SHORT TASK: Write out all of the data without omission, exactly as shown.

RECORDS TO USE:
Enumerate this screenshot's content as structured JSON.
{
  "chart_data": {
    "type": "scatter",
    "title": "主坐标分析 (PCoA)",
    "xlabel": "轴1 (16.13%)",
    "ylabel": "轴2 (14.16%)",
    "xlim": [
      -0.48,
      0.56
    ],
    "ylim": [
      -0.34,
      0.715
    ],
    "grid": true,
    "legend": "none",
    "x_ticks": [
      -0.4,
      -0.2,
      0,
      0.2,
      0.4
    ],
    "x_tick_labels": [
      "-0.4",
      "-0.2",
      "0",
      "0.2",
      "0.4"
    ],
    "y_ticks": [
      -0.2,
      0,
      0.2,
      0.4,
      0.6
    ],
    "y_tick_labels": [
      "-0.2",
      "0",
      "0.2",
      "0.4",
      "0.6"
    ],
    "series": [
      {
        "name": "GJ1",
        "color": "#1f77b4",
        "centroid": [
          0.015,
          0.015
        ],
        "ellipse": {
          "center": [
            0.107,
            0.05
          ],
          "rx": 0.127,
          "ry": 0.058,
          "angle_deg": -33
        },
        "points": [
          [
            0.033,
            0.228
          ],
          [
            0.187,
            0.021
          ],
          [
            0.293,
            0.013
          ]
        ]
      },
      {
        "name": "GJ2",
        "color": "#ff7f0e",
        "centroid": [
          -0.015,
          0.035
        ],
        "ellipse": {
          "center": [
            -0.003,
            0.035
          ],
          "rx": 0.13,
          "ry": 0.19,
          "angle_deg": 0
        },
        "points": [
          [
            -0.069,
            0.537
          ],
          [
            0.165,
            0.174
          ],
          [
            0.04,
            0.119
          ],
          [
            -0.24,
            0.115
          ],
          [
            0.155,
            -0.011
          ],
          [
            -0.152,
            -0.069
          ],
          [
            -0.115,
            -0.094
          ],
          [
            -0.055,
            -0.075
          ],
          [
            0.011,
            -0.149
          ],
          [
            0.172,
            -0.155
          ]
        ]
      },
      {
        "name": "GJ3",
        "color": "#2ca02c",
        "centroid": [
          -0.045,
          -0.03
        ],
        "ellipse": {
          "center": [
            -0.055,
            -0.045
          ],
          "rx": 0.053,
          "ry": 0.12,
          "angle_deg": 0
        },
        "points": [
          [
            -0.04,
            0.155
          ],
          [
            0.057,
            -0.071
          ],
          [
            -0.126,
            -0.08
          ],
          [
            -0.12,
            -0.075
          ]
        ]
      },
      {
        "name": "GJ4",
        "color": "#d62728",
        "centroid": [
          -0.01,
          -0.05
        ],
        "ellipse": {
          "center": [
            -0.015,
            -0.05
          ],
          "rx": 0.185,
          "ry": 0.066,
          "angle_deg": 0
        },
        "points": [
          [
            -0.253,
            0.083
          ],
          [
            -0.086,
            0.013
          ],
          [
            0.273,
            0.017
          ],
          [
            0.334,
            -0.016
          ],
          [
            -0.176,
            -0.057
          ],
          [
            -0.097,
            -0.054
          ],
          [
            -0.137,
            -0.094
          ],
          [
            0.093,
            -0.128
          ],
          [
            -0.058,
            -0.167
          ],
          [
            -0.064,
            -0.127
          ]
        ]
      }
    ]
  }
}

TASK ANSWER:
Enumerate this screenshot's content as structured JSON.
{
  "chart_data": {
    "type": "scatter",
    "title": "主坐标分析 (PCoA)",
    "xlabel": "轴1 (16.13%)",
    "ylabel": "轴2 (14.16%)",
    "xlim": [
      -0.48,
      0.56
    ],
    "ylim": [
      -0.34,
      0.715
    ],
    "grid": true,
    "legend": "none",
    "x_ticks": [
      -0.4,
      -0.2,
      0,
      0.2,
      0.4
    ],
    "x_tick_labels": [
      "-0.4",
      "-0.2",
      "0",
      "0.2",
      "0.4"
    ],
    "y_ticks": [
      -0.2,
      0,
      0.2,
      0.4,
      0.6
    ],
    "y_tick_labels": [
      "-0.2",
      "0",
      "0.2",
      "0.4",
      "0.6"
    ],
    "series": [
      {
        "name": "GJ1",
        "color": "#1f77b4",
        "centroid": [
          0.015,
          0.015
        ],
        "ellipse": {
          "center": [
            0.107,
            0.05
          ],
          "rx": 0.127,
          "ry": 0.058,
          "angle_deg": -33
        },
        "points": [
          [
            0.033,
            0.228
          ],
          [
            0.187,
            0.021
          ],
          [
            0.293,
            0.013
          ]
        ]
      },
      {
        "name": "GJ2",
        "color": "#ff7f0e",
        "centroid": [
          -0.015,
          0.035
        ],
        "ellipse": {
          "center": [
            -0.003,
            0.035
          ],
          "rx": 0.13,
          "ry": 0.19,
          "angle_deg": 0
        },
        "points": [
          [
            -0.069,
            0.537
          ],
          [
            0.165,
            0.174
          ],
          [
            0.04,
            0.119
          ],
          [
            -0.24,
            0.115
          ],
          [
            0.155,
            -0.011
          ],
          [
            -0.152,
            -0.069
          ],
          [
            -0.115,
            -0.094
          ],
          [
            -0.055,
            -0.075
          ],
          [
            0.011,
            -0.149
          ],
          [
            0.172,
            -0.155
          ]
        ]
      },
      {
        "name": "GJ3",
        "color": "#2ca02c",
        "centroid": [
          -0.045,
          -0.03
        ],
        "ellipse": {
          "center": [
            -0.055,
            -0.045
          ],
          "rx": 0.053,
          "ry": 0.12,
          "angle_deg": 0
        },
        "points": [
          [
            -0.04,
            0.155
          ],
          [
            0.057,
            -0.071
          ],
          [
            -0.126,
            -0.08
          ],
          [
            -0.12,
            -0.075
          ]
        ]
      },
      {
        "name": "GJ4",
        "color": "#d62728",
        "centroid": [
          -0.01,
          -0.05
        ],
        "ellipse": {
          "center": [
            -0.015,
            -0.05
          ],
          "rx": 0.185,
          "ry": 0.066,
          "angle_deg": 0
        },
        "points": [
          [
            -0.253,
            0.083
          ],
          [
            -0.086,
            0.013
          ],
          [
            0.273,
            0.017
          ],
          [
            0.334,
            -0.016
          ],
          [
            -0.176,
            -0.057
          ],
          [
            -0.097,
            -0.054
          ],
          [
            -0.137,
            -0.094
          ],
          [
            0.093,
            -0.128
          ],
          [
            -0.058,
            -0.167
          ],
          [
            -0.064,
            -0.127
          ]
        ]
      }
    ]
  }
}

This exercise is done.